- Opening Delimiter -

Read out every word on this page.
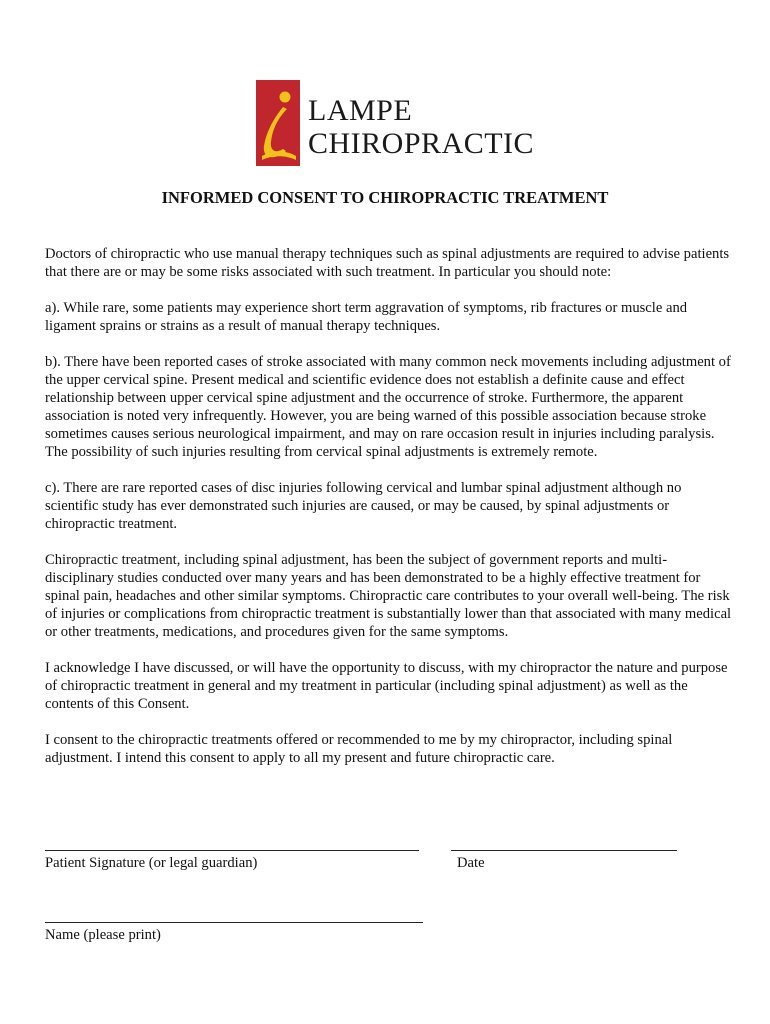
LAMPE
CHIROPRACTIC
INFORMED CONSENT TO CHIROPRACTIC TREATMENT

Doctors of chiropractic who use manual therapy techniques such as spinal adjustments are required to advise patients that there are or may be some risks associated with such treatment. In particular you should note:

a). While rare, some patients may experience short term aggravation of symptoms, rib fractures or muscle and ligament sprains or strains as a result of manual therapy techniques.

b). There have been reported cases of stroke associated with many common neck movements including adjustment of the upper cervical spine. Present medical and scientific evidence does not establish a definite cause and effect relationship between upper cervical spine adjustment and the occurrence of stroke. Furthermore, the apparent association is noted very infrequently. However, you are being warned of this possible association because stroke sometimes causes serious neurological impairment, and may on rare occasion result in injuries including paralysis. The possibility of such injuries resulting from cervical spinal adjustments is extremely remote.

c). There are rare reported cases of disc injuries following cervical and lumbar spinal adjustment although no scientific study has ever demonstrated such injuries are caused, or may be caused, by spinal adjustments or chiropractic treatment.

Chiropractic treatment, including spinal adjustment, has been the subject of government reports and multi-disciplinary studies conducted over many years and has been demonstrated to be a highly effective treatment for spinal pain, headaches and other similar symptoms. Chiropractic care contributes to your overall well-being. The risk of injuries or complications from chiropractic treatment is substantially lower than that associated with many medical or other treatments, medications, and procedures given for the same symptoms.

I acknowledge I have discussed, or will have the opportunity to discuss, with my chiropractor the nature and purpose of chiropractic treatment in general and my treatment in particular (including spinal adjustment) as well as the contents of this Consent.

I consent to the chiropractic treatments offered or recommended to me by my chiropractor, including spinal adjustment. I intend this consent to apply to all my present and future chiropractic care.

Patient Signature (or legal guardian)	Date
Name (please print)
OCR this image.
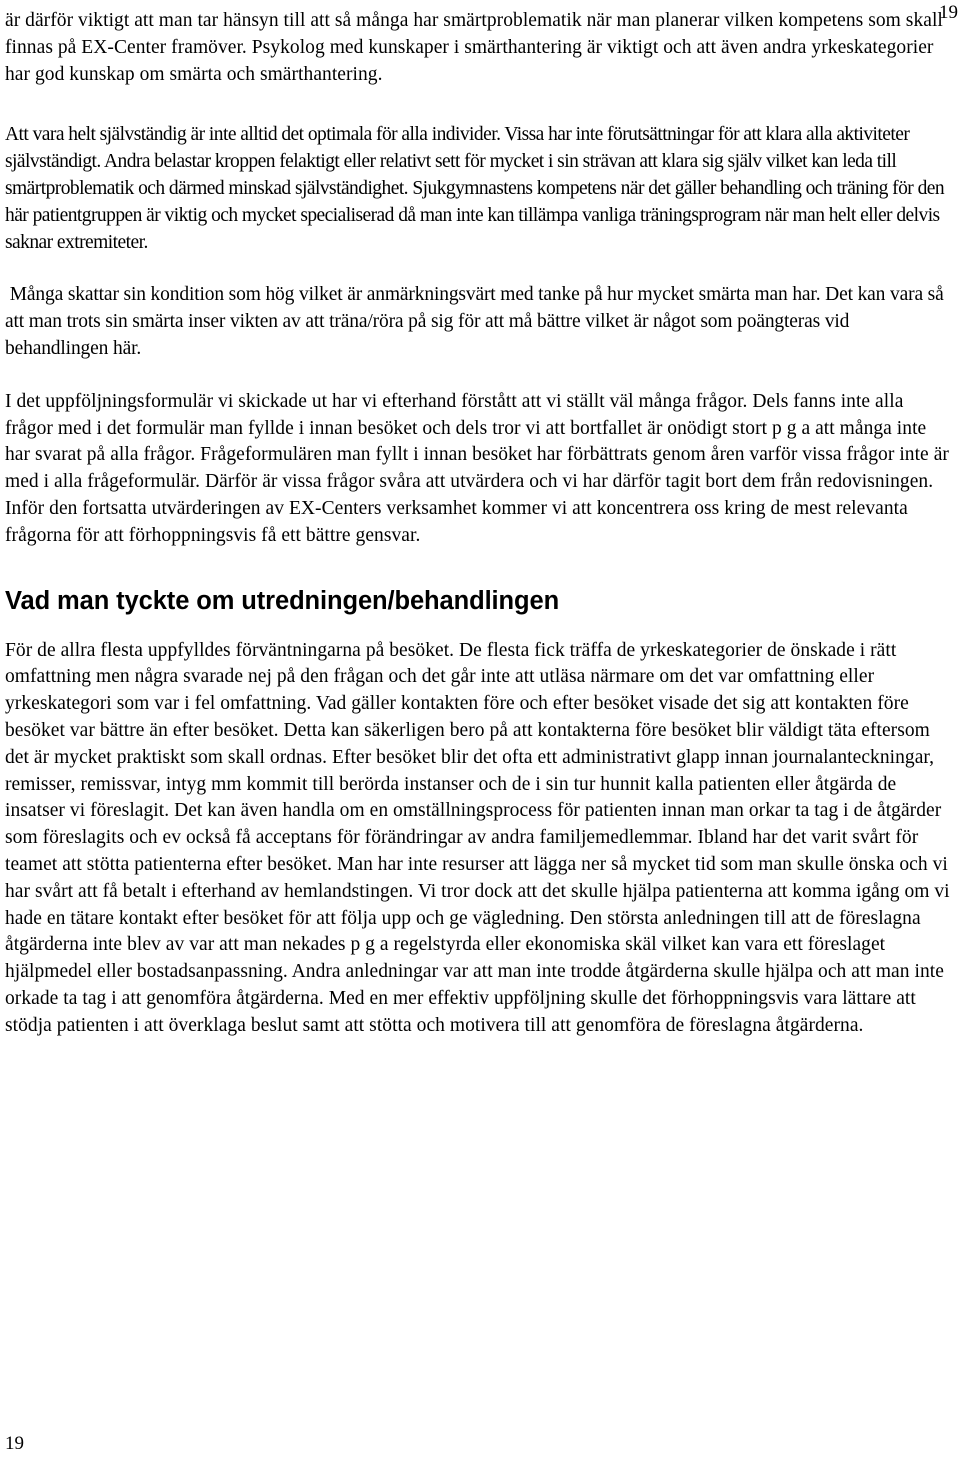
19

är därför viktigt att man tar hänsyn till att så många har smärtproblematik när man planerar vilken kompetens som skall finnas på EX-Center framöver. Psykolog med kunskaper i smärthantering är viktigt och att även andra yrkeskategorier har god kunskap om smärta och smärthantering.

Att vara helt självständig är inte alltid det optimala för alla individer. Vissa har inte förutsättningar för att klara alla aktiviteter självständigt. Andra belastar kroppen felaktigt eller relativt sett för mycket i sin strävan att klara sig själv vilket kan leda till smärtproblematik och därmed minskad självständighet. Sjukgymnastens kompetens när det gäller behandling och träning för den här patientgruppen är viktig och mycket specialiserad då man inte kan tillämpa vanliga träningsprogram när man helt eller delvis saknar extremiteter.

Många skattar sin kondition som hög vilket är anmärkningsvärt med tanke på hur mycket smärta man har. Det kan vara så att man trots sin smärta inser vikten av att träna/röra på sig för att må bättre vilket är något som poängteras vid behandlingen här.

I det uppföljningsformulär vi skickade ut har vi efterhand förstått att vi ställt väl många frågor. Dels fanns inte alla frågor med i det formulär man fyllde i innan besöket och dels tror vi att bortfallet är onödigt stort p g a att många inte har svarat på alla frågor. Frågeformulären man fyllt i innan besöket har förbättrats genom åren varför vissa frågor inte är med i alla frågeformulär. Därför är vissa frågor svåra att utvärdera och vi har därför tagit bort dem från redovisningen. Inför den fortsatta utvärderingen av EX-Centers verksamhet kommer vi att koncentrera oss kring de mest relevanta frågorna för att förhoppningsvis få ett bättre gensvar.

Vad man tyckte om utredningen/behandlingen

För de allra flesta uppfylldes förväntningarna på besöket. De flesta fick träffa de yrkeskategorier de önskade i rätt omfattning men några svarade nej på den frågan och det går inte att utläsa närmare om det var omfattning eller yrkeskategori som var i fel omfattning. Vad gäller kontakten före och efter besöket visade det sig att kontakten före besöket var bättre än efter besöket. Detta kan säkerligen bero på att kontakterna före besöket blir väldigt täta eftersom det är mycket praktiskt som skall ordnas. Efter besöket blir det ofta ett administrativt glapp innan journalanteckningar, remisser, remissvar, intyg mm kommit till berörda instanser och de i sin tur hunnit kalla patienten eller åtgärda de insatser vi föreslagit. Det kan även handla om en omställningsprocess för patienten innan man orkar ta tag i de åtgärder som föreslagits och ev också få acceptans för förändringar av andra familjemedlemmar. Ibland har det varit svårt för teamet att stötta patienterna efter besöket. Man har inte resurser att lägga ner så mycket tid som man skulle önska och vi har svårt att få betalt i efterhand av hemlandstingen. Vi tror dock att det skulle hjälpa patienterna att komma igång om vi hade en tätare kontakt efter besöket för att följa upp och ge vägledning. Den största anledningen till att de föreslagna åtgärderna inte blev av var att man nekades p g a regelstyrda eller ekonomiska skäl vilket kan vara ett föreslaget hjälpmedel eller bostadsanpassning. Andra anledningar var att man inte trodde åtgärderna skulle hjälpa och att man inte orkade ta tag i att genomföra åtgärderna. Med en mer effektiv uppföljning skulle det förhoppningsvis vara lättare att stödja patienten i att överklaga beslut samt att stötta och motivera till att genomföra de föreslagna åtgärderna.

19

- Closing Delimiter -

• **THE PROBLEM**
Give every record again exactly, apart from the pictures, which stay out.

• **COMPLETED EXERCISE**
Read out every word on this page.
LAMPE
CHIROPRACTIC
INFORMED CONSENT TO CHIROPRACTIC TREATMENT

Doctors of chiropractic who use manual therapy techniques such as spinal adjustments are required to advise patients that there are or may be some risks associated with such treatment. In particular you should note:

a). While rare, some patients may experience short term aggravation of symptoms, rib fractures or muscle and ligament sprains or strains as a result of manual therapy techniques.

b). There have been reported cases of stroke associated with many common neck movements including adjustment of the upper cervical spine. Present medical and scientific evidence does not establish a definite cause and effect relationship between upper cervical spine adjustment and the occurrence of stroke. Furthermore, the apparent association is noted very infrequently. However, you are being warned of this possible association because stroke sometimes causes serious neurological impairment, and may on rare occasion result in injuries including paralysis. The possibility of such injuries resulting from cervical spinal adjustments is extremely remote.

c). There are rare reported cases of disc injuries following cervical and lumbar spinal adjustment although no scientific study has ever demonstrated such injuries are caused, or may be caused, by spinal adjustments or chiropractic treatment.

Chiropractic treatment, including spinal adjustment, has been the subject of government reports and multi-disciplinary studies conducted over many years and has been demonstrated to be a highly effective treatment for spinal pain, headaches and other similar symptoms. Chiropractic care contributes to your overall well-being. The risk of injuries or complications from chiropractic treatment is substantially lower than that associated with many medical or other treatments, medications, and procedures given for the same symptoms.

I acknowledge I have discussed, or will have the opportunity to discuss, with my chiropractor the nature and purpose of chiropractic treatment in general and my treatment in particular (including spinal adjustment) as well as the contents of this Consent.

I consent to the chiropractic treatments offered or recommended to me by my chiropractor, including spinal adjustment. I intend this consent to apply to all my present and future chiropractic care.

Patient Signature (or legal guardian)	Date
Name (please print)
OCR this image.
19

är därför viktigt att man tar hänsyn till att så många har smärtproblematik när man planerar vilken kompetens som skall finnas på EX-Center framöver. Psykolog med kunskaper i smärthantering är viktigt och att även andra yrkeskategorier har god kunskap om smärta och smärthantering.

Att vara helt självständig är inte alltid det optimala för alla individer. Vissa har inte förutsättningar för att klara alla aktiviteter självständigt. Andra belastar kroppen felaktigt eller relativt sett för mycket i sin strävan att klara sig själv vilket kan leda till smärtproblematik och därmed minskad självständighet. Sjukgymnastens kompetens när det gäller behandling och träning för den här patientgruppen är viktig och mycket specialiserad då man inte kan tillämpa vanliga träningsprogram när man helt eller delvis saknar extremiteter.

Många skattar sin kondition som hög vilket är anmärkningsvärt med tanke på hur mycket smärta man har. Det kan vara så att man trots sin smärta inser vikten av att träna/röra på sig för att må bättre vilket är något som poängteras vid behandlingen här.

I det uppföljningsformulär vi skickade ut har vi efterhand förstått att vi ställt väl många frågor. Dels fanns inte alla frågor med i det formulär man fyllde i innan besöket och dels tror vi att bortfallet är onödigt stort p g a att många inte har svarat på alla frågor. Frågeformulären man fyllt i innan besöket har förbättrats genom åren varför vissa frågor inte är med i alla frågeformulär. Därför är vissa frågor svåra att utvärdera och vi har därför tagit bort dem från redovisningen. Inför den fortsatta utvärderingen av EX-Centers verksamhet kommer vi att koncentrera oss kring de mest relevanta frågorna för att förhoppningsvis få ett bättre gensvar.

Vad man tyckte om utredningen/behandlingen

För de allra flesta uppfylldes förväntningarna på besöket. De flesta fick träffa de yrkeskategorier de önskade i rätt omfattning men några svarade nej på den frågan och det går inte att utläsa närmare om det var omfattning eller yrkeskategori som var i fel omfattning. Vad gäller kontakten före och efter besöket visade det sig att kontakten före besöket var bättre än efter besöket. Detta kan säkerligen bero på att kontakterna före besöket blir väldigt täta eftersom det är mycket praktiskt som skall ordnas. Efter besöket blir det ofta ett administrativt glapp innan journalanteckningar, remisser, remissvar, intyg mm kommit till berörda instanser och de i sin tur hunnit kalla patienten eller åtgärda de insatser vi föreslagit. Det kan även handla om en omställningsprocess för patienten innan man orkar ta tag i de åtgärder som föreslagits och ev också få acceptans för förändringar av andra familjemedlemmar. Ibland har det varit svårt för teamet att stötta patienterna efter besöket. Man har inte resurser att lägga ner så mycket tid som man skulle önska och vi har svårt att få betalt i efterhand av hemlandstingen. Vi tror dock att det skulle hjälpa patienterna att komma igång om vi hade en tätare kontakt efter besöket för att följa upp och ge vägledning. Den största anledningen till att de föreslagna åtgärderna inte blev av var att man nekades p g a regelstyrda eller ekonomiska skäl vilket kan vara ett föreslaget hjälpmedel eller bostadsanpassning. Andra anledningar var att man inte trodde åtgärderna skulle hjälpa och att man inte orkade ta tag i att genomföra åtgärderna. Med en mer effektiv uppföljning skulle det förhoppningsvis vara lättare att stödja patienten i att överklaga beslut samt att stötta och motivera till att genomföra de föreslagna åtgärderna.

19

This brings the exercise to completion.